-- Start of Extracted data --

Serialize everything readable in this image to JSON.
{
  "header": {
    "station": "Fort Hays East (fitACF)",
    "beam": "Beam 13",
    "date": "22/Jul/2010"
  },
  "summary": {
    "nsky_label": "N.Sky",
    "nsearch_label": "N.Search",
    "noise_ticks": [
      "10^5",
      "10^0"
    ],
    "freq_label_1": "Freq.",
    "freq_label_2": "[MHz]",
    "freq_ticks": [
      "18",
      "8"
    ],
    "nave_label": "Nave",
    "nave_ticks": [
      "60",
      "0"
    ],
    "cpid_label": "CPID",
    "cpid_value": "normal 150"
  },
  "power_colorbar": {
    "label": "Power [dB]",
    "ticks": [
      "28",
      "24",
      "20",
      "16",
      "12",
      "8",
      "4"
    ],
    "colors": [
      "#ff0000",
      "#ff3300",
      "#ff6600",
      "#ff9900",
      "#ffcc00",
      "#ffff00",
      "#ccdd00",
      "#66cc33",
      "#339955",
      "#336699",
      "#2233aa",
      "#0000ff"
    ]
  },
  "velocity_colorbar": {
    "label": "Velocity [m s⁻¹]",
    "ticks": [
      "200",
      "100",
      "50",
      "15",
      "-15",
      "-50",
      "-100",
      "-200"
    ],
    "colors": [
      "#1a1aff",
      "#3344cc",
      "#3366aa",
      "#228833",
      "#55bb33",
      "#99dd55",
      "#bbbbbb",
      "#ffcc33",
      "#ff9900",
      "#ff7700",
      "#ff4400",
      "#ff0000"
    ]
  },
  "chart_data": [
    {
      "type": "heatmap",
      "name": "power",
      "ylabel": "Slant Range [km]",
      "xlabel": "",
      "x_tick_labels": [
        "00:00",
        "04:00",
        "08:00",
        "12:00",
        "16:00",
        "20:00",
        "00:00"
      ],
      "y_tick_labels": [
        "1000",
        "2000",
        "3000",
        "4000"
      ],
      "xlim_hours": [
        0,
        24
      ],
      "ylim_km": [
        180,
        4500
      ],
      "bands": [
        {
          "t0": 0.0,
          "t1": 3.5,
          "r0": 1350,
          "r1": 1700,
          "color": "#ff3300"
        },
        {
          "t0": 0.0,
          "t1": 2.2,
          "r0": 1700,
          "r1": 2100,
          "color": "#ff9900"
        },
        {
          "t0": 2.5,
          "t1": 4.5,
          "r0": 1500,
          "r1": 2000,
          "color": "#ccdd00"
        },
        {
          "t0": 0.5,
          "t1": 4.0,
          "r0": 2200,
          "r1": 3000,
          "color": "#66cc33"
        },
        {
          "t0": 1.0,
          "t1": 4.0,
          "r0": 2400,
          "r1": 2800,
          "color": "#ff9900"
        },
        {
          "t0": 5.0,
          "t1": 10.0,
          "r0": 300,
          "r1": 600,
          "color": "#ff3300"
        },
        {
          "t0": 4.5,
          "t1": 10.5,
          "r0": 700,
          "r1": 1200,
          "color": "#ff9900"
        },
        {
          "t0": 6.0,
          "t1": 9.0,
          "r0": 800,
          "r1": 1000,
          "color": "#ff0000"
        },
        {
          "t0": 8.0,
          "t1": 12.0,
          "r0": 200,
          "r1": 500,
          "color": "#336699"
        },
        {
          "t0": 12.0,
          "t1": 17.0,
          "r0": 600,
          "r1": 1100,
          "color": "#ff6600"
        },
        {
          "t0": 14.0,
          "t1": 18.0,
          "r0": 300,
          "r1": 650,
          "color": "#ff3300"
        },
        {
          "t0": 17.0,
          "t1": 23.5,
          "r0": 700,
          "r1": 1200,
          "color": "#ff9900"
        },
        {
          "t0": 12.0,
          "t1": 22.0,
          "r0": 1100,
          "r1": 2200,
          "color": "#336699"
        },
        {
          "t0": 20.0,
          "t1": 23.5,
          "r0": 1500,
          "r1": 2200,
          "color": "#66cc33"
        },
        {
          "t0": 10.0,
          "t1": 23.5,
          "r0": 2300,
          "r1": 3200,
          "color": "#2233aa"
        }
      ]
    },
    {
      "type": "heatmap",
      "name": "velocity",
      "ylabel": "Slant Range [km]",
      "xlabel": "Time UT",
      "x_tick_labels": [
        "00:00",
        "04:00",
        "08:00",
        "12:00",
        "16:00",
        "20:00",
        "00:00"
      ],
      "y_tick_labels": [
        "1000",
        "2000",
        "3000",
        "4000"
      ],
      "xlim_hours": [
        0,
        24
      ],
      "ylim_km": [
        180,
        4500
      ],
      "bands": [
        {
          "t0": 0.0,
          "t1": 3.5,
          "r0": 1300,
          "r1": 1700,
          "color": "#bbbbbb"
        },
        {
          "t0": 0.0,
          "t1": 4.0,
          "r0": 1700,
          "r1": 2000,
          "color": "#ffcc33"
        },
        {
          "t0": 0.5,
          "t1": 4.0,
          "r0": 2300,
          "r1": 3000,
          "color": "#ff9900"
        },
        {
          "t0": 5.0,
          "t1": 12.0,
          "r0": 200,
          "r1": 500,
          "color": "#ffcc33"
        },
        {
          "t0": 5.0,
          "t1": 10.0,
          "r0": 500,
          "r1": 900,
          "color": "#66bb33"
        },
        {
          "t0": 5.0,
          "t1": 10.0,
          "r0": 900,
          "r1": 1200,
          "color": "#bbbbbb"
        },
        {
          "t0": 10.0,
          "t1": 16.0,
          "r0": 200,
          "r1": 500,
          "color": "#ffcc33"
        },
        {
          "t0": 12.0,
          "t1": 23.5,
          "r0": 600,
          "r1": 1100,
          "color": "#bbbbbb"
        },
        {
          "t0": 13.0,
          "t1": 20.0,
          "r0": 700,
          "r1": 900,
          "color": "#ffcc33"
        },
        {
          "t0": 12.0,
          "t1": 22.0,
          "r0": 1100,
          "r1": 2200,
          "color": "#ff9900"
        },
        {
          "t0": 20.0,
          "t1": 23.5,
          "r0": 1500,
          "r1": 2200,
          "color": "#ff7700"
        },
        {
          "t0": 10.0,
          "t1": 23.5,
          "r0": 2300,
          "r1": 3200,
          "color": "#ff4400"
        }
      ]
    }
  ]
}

-- End of Extracted data --

§ Task description
The records above must be repeated exactly, every one of them.

§ Finished task
Serialize everything readable in this image to JSON.
{
  "header": {
    "station": "Fort Hays East (fitACF)",
    "beam": "Beam 13",
    "date": "22/Jul/2010"
  },
  "summary": {
    "nsky_label": "N.Sky",
    "nsearch_label": "N.Search",
    "noise_ticks": [
      "10^5",
      "10^0"
    ],
    "freq_label_1": "Freq.",
    "freq_label_2": "[MHz]",
    "freq_ticks": [
      "18",
      "8"
    ],
    "nave_label": "Nave",
    "nave_ticks": [
      "60",
      "0"
    ],
    "cpid_label": "CPID",
    "cpid_value": "normal 150"
  },
  "power_colorbar": {
    "label": "Power [dB]",
    "ticks": [
      "28",
      "24",
      "20",
      "16",
      "12",
      "8",
      "4"
    ],
    "colors": [
      "#ff0000",
      "#ff3300",
      "#ff6600",
      "#ff9900",
      "#ffcc00",
      "#ffff00",
      "#ccdd00",
      "#66cc33",
      "#339955",
      "#336699",
      "#2233aa",
      "#0000ff"
    ]
  },
  "velocity_colorbar": {
    "label": "Velocity [m s⁻¹]",
    "ticks": [
      "200",
      "100",
      "50",
      "15",
      "-15",
      "-50",
      "-100",
      "-200"
    ],
    "colors": [
      "#1a1aff",
      "#3344cc",
      "#3366aa",
      "#228833",
      "#55bb33",
      "#99dd55",
      "#bbbbbb",
      "#ffcc33",
      "#ff9900",
      "#ff7700",
      "#ff4400",
      "#ff0000"
    ]
  },
  "chart_data": [
    {
      "type": "heatmap",
      "name": "power",
      "ylabel": "Slant Range [km]",
      "xlabel": "",
      "x_tick_labels": [
        "00:00",
        "04:00",
        "08:00",
        "12:00",
        "16:00",
        "20:00",
        "00:00"
      ],
      "y_tick_labels": [
        "1000",
        "2000",
        "3000",
        "4000"
      ],
      "xlim_hours": [
        0,
        24
      ],
      "ylim_km": [
        180,
        4500
      ],
      "bands": [
        {
          "t0": 0.0,
          "t1": 3.5,
          "r0": 1350,
          "r1": 1700,
          "color": "#ff3300"
        },
        {
          "t0": 0.0,
          "t1": 2.2,
          "r0": 1700,
          "r1": 2100,
          "color": "#ff9900"
        },
        {
          "t0": 2.5,
          "t1": 4.5,
          "r0": 1500,
          "r1": 2000,
          "color": "#ccdd00"
        },
        {
          "t0": 0.5,
          "t1": 4.0,
          "r0": 2200,
          "r1": 3000,
          "color": "#66cc33"
        },
        {
          "t0": 1.0,
          "t1": 4.0,
          "r0": 2400,
          "r1": 2800,
          "color": "#ff9900"
        },
        {
          "t0": 5.0,
          "t1": 10.0,
          "r0": 300,
          "r1": 600,
          "color": "#ff3300"
        },
        {
          "t0": 4.5,
          "t1": 10.5,
          "r0": 700,
          "r1": 1200,
          "color": "#ff9900"
        },
        {
          "t0": 6.0,
          "t1": 9.0,
          "r0": 800,
          "r1": 1000,
          "color": "#ff0000"
        },
        {
          "t0": 8.0,
          "t1": 12.0,
          "r0": 200,
          "r1": 500,
          "color": "#336699"
        },
        {
          "t0": 12.0,
          "t1": 17.0,
          "r0": 600,
          "r1": 1100,
          "color": "#ff6600"
        },
        {
          "t0": 14.0,
          "t1": 18.0,
          "r0": 300,
          "r1": 650,
          "color": "#ff3300"
        },
        {
          "t0": 17.0,
          "t1": 23.5,
          "r0": 700,
          "r1": 1200,
          "color": "#ff9900"
        },
        {
          "t0": 12.0,
          "t1": 22.0,
          "r0": 1100,
          "r1": 2200,
          "color": "#336699"
        },
        {
          "t0": 20.0,
          "t1": 23.5,
          "r0": 1500,
          "r1": 2200,
          "color": "#66cc33"
        },
        {
          "t0": 10.0,
          "t1": 23.5,
          "r0": 2300,
          "r1": 3200,
          "color": "#2233aa"
        }
      ]
    },
    {
      "type": "heatmap",
      "name": "velocity",
      "ylabel": "Slant Range [km]",
      "xlabel": "Time UT",
      "x_tick_labels": [
        "00:00",
        "04:00",
        "08:00",
        "12:00",
        "16:00",
        "20:00",
        "00:00"
      ],
      "y_tick_labels": [
        "1000",
        "2000",
        "3000",
        "4000"
      ],
      "xlim_hours": [
        0,
        24
      ],
      "ylim_km": [
        180,
        4500
      ],
      "bands": [
        {
          "t0": 0.0,
          "t1": 3.5,
          "r0": 1300,
          "r1": 1700,
          "color": "#bbbbbb"
        },
        {
          "t0": 0.0,
          "t1": 4.0,
          "r0": 1700,
          "r1": 2000,
          "color": "#ffcc33"
        },
        {
          "t0": 0.5,
          "t1": 4.0,
          "r0": 2300,
          "r1": 3000,
          "color": "#ff9900"
        },
        {
          "t0": 5.0,
          "t1": 12.0,
          "r0": 200,
          "r1": 500,
          "color": "#ffcc33"
        },
        {
          "t0": 5.0,
          "t1": 10.0,
          "r0": 500,
          "r1": 900,
          "color": "#66bb33"
        },
        {
          "t0": 5.0,
          "t1": 10.0,
          "r0": 900,
          "r1": 1200,
          "color": "#bbbbbb"
        },
        {
          "t0": 10.0,
          "t1": 16.0,
          "r0": 200,
          "r1": 500,
          "color": "#ffcc33"
        },
        {
          "t0": 12.0,
          "t1": 23.5,
          "r0": 600,
          "r1": 1100,
          "color": "#bbbbbb"
        },
        {
          "t0": 13.0,
          "t1": 20.0,
          "r0": 700,
          "r1": 900,
          "color": "#ffcc33"
        },
        {
          "t0": 12.0,
          "t1": 22.0,
          "r0": 1100,
          "r1": 2200,
          "color": "#ff9900"
        },
        {
          "t0": 20.0,
          "t1": 23.5,
          "r0": 1500,
          "r1": 2200,
          "color": "#ff7700"
        },
        {
          "t0": 10.0,
          "t1": 23.5,
          "r0": 2300,
          "r1": 3200,
          "color": "#ff4400"
        }
      ]
    }
  ]
}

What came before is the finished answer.